STATED GOAL: Identify the lines bearing the string "Jacek" and gather them.

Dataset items
■ ■ ■ ■ ■ ■ ■
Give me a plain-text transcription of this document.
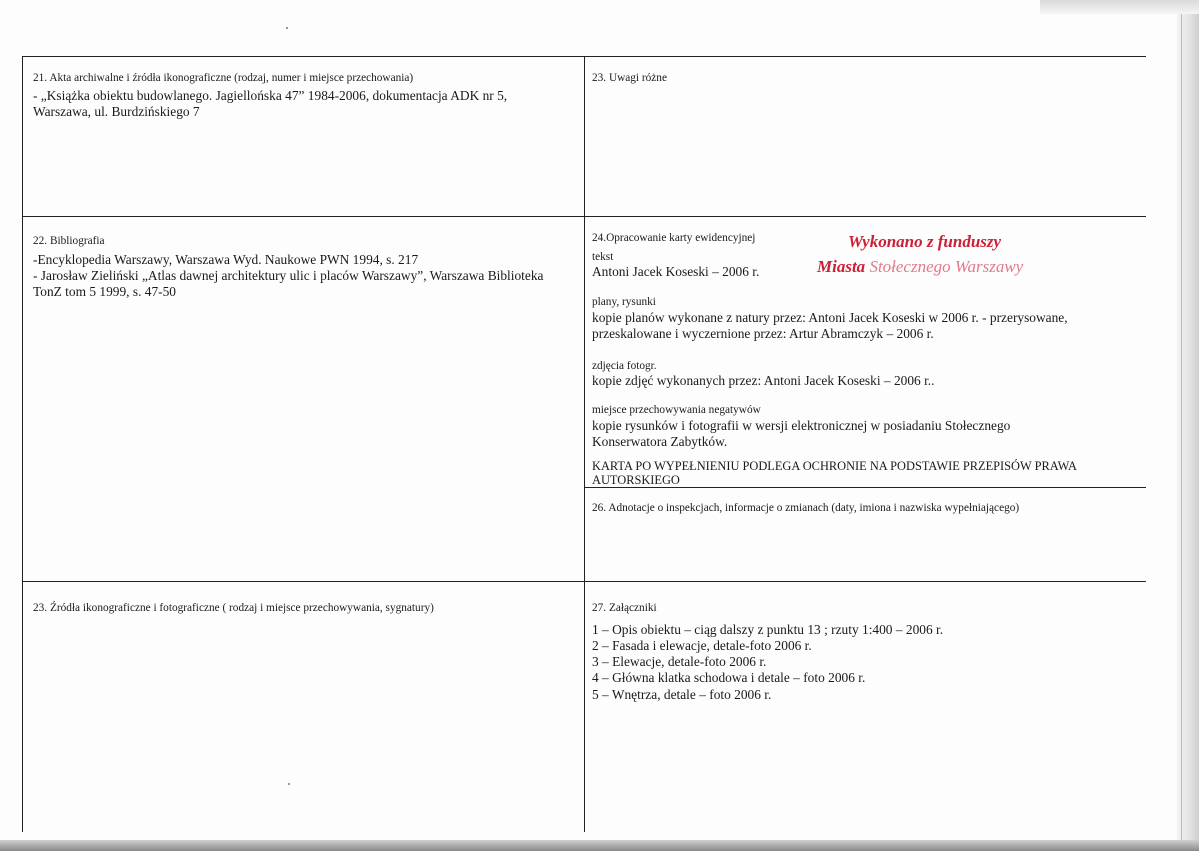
21. Akta archiwalne i źródła ikonograficzne (rodzaj, numer i miejsce przechowania)
- „Książka obiektu budowlanego. Jagiellońska 47” 1984-2006, dokumentacja ADK nr 5,
Warszawa, ul. Burdzińskiego 7
23. Uwagi różne
22. Bibliografia
-Encyklopedia Warszawy, Warszawa Wyd. Naukowe PWN 1994, s. 217
- Jarosław Zieliński „Atlas dawnej architektury ulic i placów Warszawy”, Warszawa Biblioteka
TonZ tom 5 1999, s. 47-50
24.Opracowanie karty ewidencyjnej
tekst
Antoni Jacek Koseski – 2006 r.
Wykonano z funduszy
Miasta Stołecznego Warszawy
plany, rysunki
kopie planów wykonane z natury przez: Antoni Jacek Koseski w 2006 r. - przerysowane,
przeskalowane i wyczernione przez: Artur Abramczyk – 2006 r.
zdjęcia fotogr.
kopie zdjęć wykonanych przez: Antoni Jacek Koseski – 2006 r..
miejsce przechowywania negatywów
kopie rysunków i fotografii w wersji elektronicznej w posiadaniu Stołecznego
Konserwatora Zabytków.
KARTA PO WYPEŁNIENIU PODLEGA OCHRONIE NA PODSTAWIE PRZEPISÓW PRAWA
AUTORSKIEGO
26. Adnotacje o inspekcjach, informacje o zmianach (daty, imiona i nazwiska wypełniającego)
23. Źródła ikonograficzne i fotograficzne ( rodzaj i miejsce przechowywania, sygnatury)	27. Załączniki
1 – Opis obiektu – ciąg dalszy z punktu 13 ; rzuty 1:400 – 2006 r.
2 – Fasada i elewacje, detale-foto 2006 r.
3 – Elewacje, detale-foto 2006 r.
4 – Główna klatka schodowa i detale – foto 2006 r.
5 – Wnętrza, detale – foto 2006 r.
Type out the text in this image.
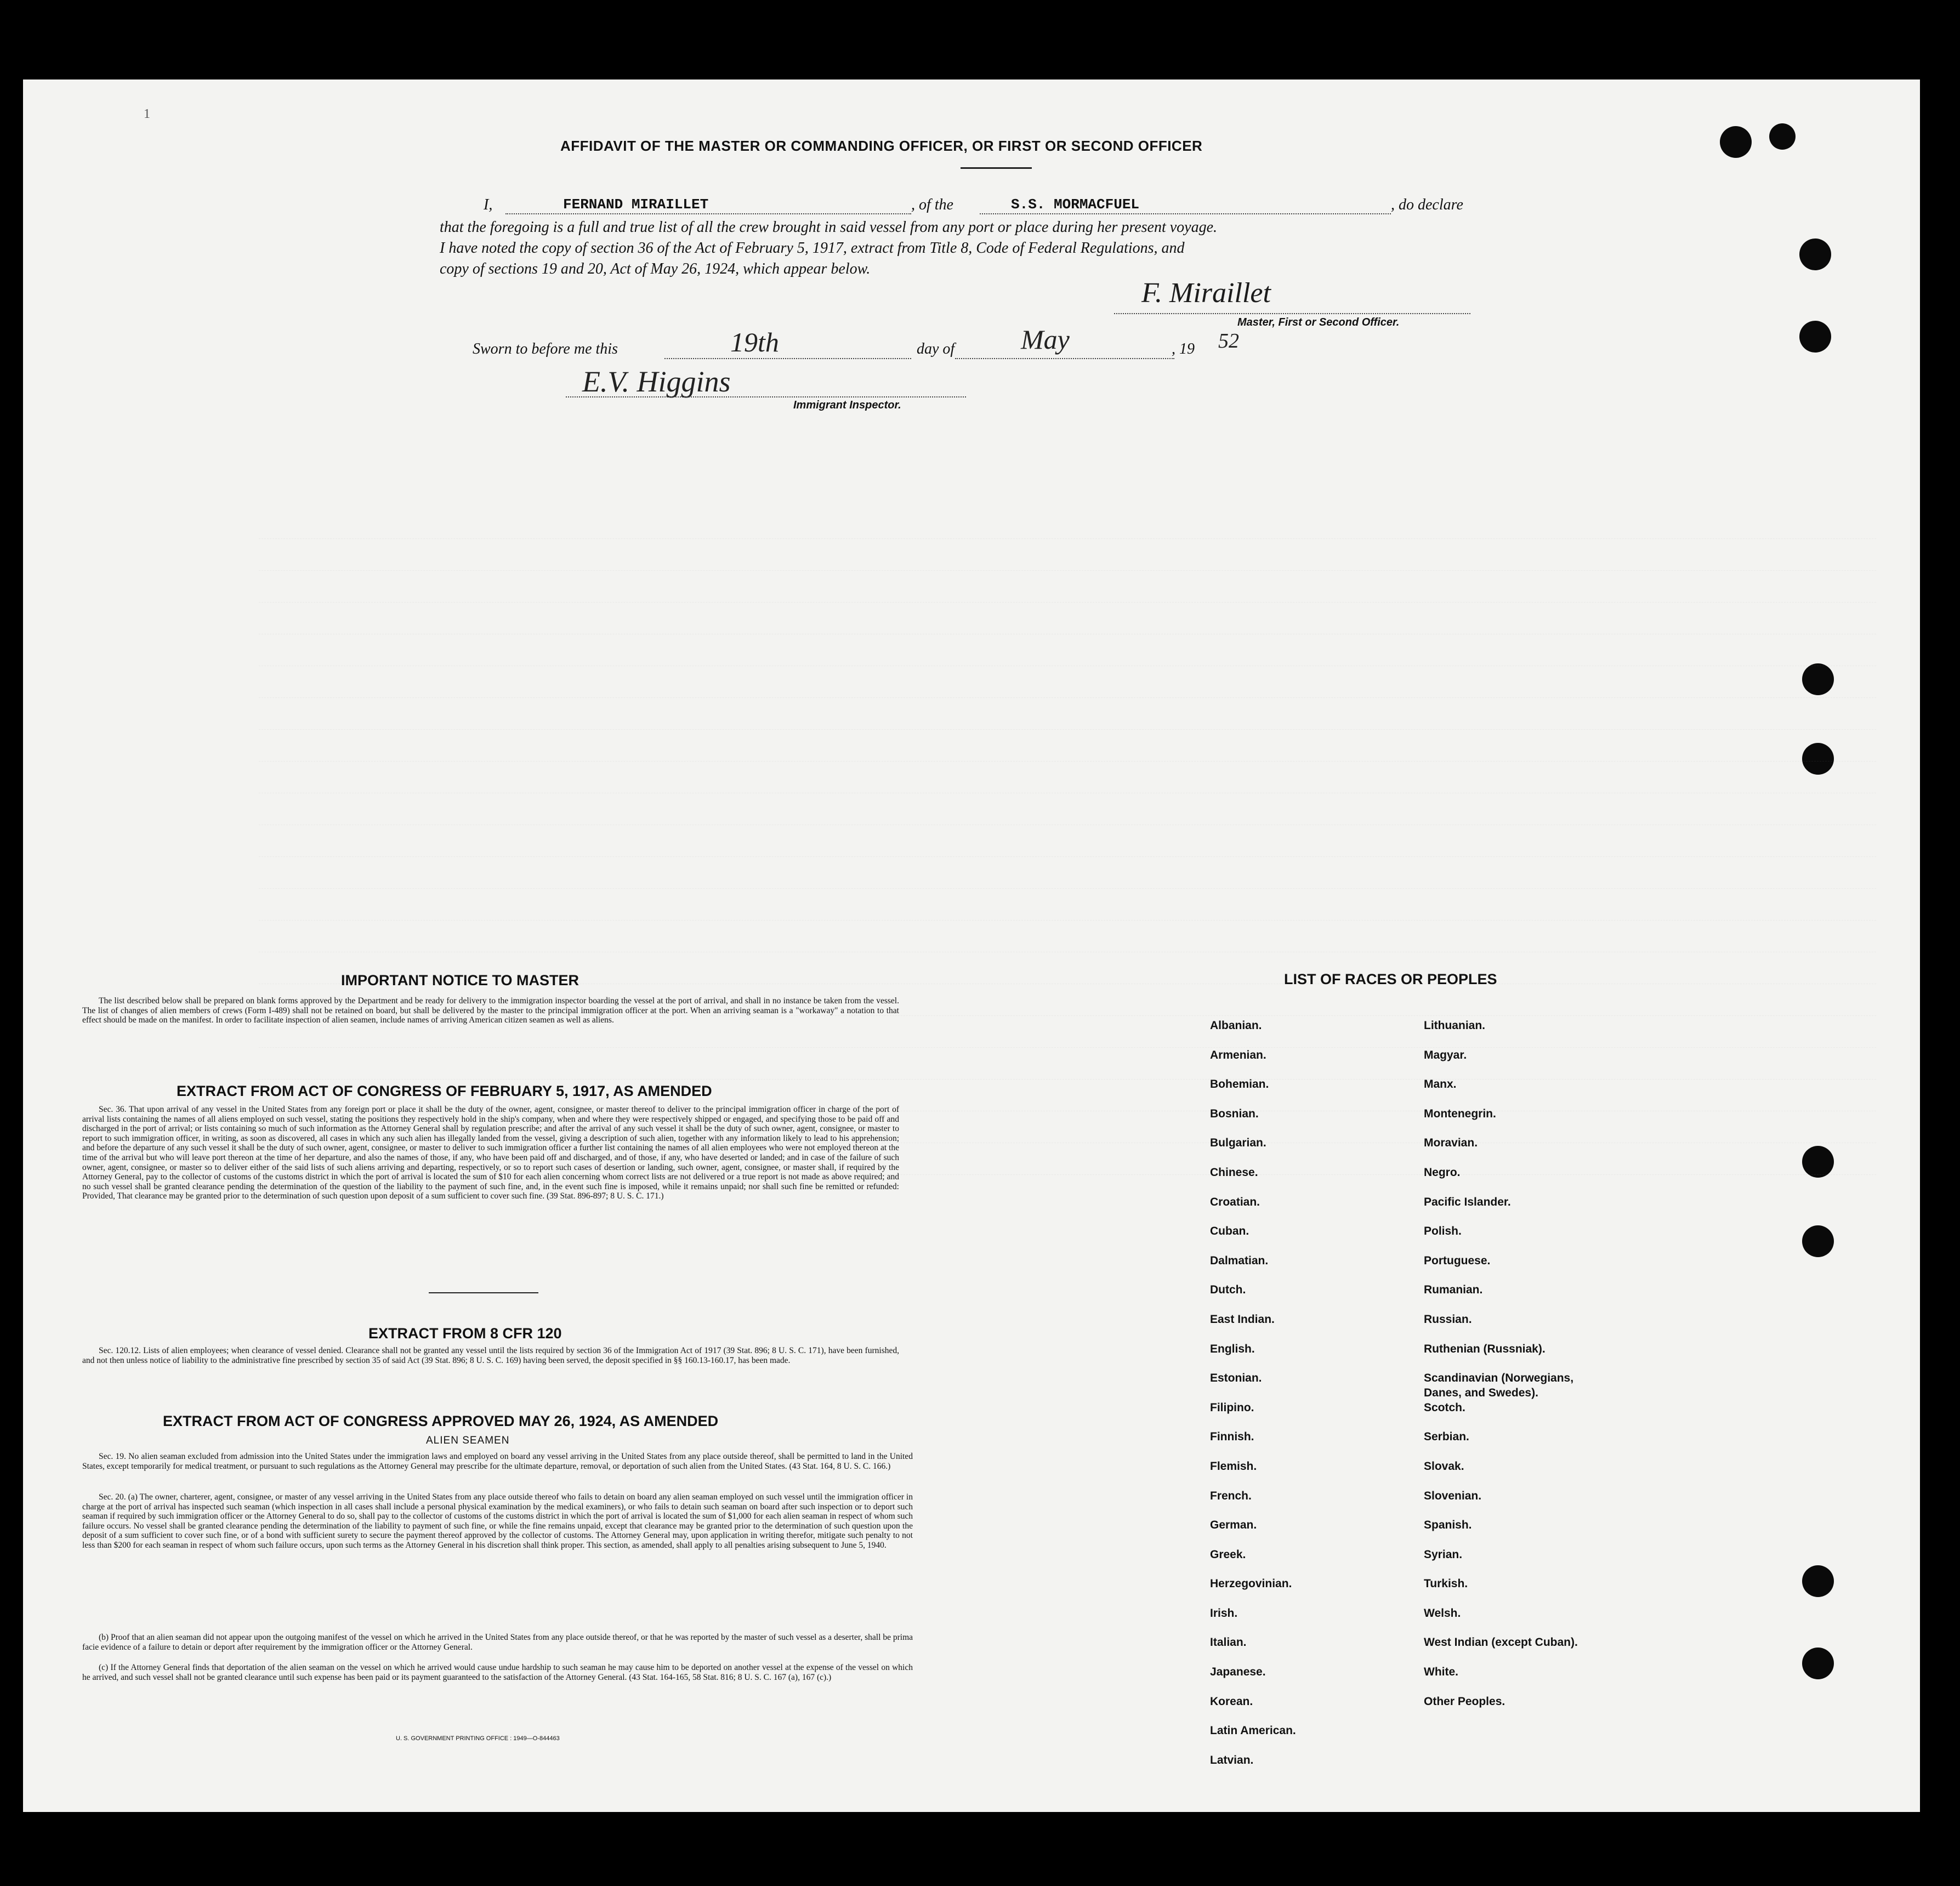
1
AFFIDAVIT OF THE MASTER OR COMMANDING OFFICER, OR FIRST OR SECOND OFFICER
I,	FERNAND MIRAILLET	, of the	S.S. MORMACFUEL	, do declare
that the foregoing is a full and true list of all the crew brought in said vessel from any port or place during her present voyage.
I have noted the copy of section 36 of the Act of February 5, 1917, extract from Title 8, Code of Federal Regulations, and
copy of sections 19 and 20, Act of May 26, 1924, which appear below.
F. Miraillet
Master, First or Second Officer.
Sworn to before me this	19th	day of May	, 19 52
E.V. Higgins
Immigrant Inspector.
IMPORTANT NOTICE TO MASTER
The list described below shall be prepared on blank forms approved by the Department and be ready for delivery to the immigration inspector boarding the vessel at the port of arrival, and shall in no instance be taken from the vessel. The list of changes of alien members of crews (Form I-489) shall not be retained on board, but shall be delivered by the master to the principal immigration officer at the port. When an arriving seaman is a "workaway" a notation to that effect should be made on the manifest. In order to facilitate inspection of alien seamen, include names of arriving American citizen seamen as well as aliens.
EXTRACT FROM ACT OF CONGRESS OF FEBRUARY 5, 1917, AS AMENDED
Sec. 36. That upon arrival of any vessel in the United States from any foreign port or place it shall be the duty of the owner, agent, consignee, or master thereof to deliver to the principal immigration officer in charge of the port of arrival lists containing the names of all aliens employed on such vessel, stating the positions they respectively hold in the ship's company, when and where they were respectively shipped or engaged, and specifying those to be paid off and discharged in the port of arrival; or lists containing so much of such information as the Attorney General shall by regulation prescribe; and after the arrival of any such vessel it shall be the duty of such owner, agent, consignee, or master to report to such immigration officer, in writing, as soon as discovered, all cases in which any such alien has illegally landed from the vessel, giving a description of such alien, together with any information likely to lead to his apprehension; and before the departure of any such vessel it shall be the duty of such owner, agent, consignee, or master to deliver to such immigration officer a further list containing the names of all alien employees who were not employed thereon at the time of the arrival but who will leave port thereon at the time of her departure, and also the names of those, if any, who have been paid off and discharged, and of those, if any, who have deserted or landed; and in case of the failure of such owner, agent, consignee, or master so to deliver either of the said lists of such aliens arriving and departing, respectively, or so to report such cases of desertion or landing, such owner, agent, consignee, or master shall, if required by the Attorney General, pay to the collector of customs of the customs district in which the port of arrival is located the sum of $10 for each alien concerning whom correct lists are not delivered or a true report is not made as above required; and no such vessel shall be granted clearance pending the determination of the question of the liability to the payment of such fine, and, in the event such fine is imposed, while it remains unpaid; nor shall such fine be remitted or refunded: Provided, That clearance may be granted prior to the determination of such question upon deposit of a sum sufficient to cover such fine. (39 Stat. 896-897; 8 U. S. C. 171.)
EXTRACT FROM 8 CFR 120
Sec. 120.12. Lists of alien employees; when clearance of vessel denied. Clearance shall not be granted any vessel until the lists required by section 36 of the Immigration Act of 1917 (39 Stat. 896; 8 U. S. C. 171), have been furnished, and not then unless notice of liability to the administrative fine prescribed by section 35 of said Act (39 Stat. 896; 8 U. S. C. 169) having been served, the deposit specified in §§ 160.13-160.17, has been made.
EXTRACT FROM ACT OF CONGRESS APPROVED MAY 26, 1924, AS AMENDED
ALIEN SEAMEN
Sec. 19. No alien seaman excluded from admission into the United States under the immigration laws and employed on board any vessel arriving in the United States from any place outside thereof, shall be permitted to land in the United States, except temporarily for medical treatment, or pursuant to such regulations as the Attorney General may prescribe for the ultimate departure, removal, or deportation of such alien from the United States. (43 Stat. 164, 8 U. S. C. 166.)
Sec. 20. (a) The owner, charterer, agent, consignee, or master of any vessel arriving in the United States from any place outside thereof who fails to detain on board any alien seaman employed on such vessel until the immigration officer in charge at the port of arrival has inspected such seaman (which inspection in all cases shall include a personal physical examination by the medical examiners), or who fails to detain such seaman on board after such inspection or to deport such seaman if required by such immigration officer or the Attorney General to do so, shall pay to the collector of customs of the customs district in which the port of arrival is located the sum of $1,000 for each alien seaman in respect of whom such failure occurs. No vessel shall be granted clearance pending the determination of the liability to payment of such fine, or while the fine remains unpaid, except that clearance may be granted prior to the determination of such question upon the deposit of a sum sufficient to cover such fine, or of a bond with sufficient surety to secure the payment thereof approved by the collector of customs. The Attorney General may, upon application in writing therefor, mitigate such penalty to not less than $200 for each seaman in respect of whom such failure occurs, upon such terms as the Attorney General in his discretion shall think proper. This section, as amended, shall apply to all penalties arising subsequent to June 5, 1940.
(b) Proof that an alien seaman did not appear upon the outgoing manifest of the vessel on which he arrived in the United States from any place outside thereof, or that he was reported by the master of such vessel as a deserter, shall be prima facie evidence of a failure to detain or deport after requirement by the immigration officer or the Attorney General.
(c) If the Attorney General finds that deportation of the alien seaman on the vessel on which he arrived would cause undue hardship to such seaman he may cause him to be deported on another vessel at the expense of the vessel on which he arrived, and such vessel shall not be granted clearance until such expense has been paid or its payment guaranteed to the satisfaction of the Attorney General. (43 Stat. 164-165, 58 Stat. 816; 8 U. S. C. 167 (a), 167 (c).)
U. S. GOVERNMENT PRINTING OFFICE : 1949—O-844463
LIST OF RACES OR PEOPLES
Albanian.
Armenian.
Bohemian.
Bosnian.
Bulgarian.
Chinese.
Croatian.
Cuban.
Dalmatian.
Dutch.
East Indian.
English.
Estonian.
Filipino.
Finnish.
Flemish.
French.
German.
Greek.
Herzegovinian.
Irish.
Italian.
Japanese.
Korean.
Latin American.
Latvian.
Lithuanian.
Magyar.
Manx.
Montenegrin.
Moravian.
Negro.
Pacific Islander.
Polish.
Portuguese.
Rumanian.
Russian.
Ruthenian (Russniak).
Scandinavian (Norwegians,
Danes, and Swedes).
Scotch.
Serbian.
Slovak.
Slovenian.
Spanish.
Syrian.
Turkish.
Welsh.
West Indian (except Cuban).
White.
Other Peoples.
■ ■ ■ ■ ■ ■ ■
TASK OUTPUT:
Antoni Jacek Koseski – 2006 r.
kopie planów wykonane z natury przez: Antoni Jacek Koseski w 2006 r. - przerysowane,
kopie zdjęć wykonanych przez: Antoni Jacek Koseski – 2006 r..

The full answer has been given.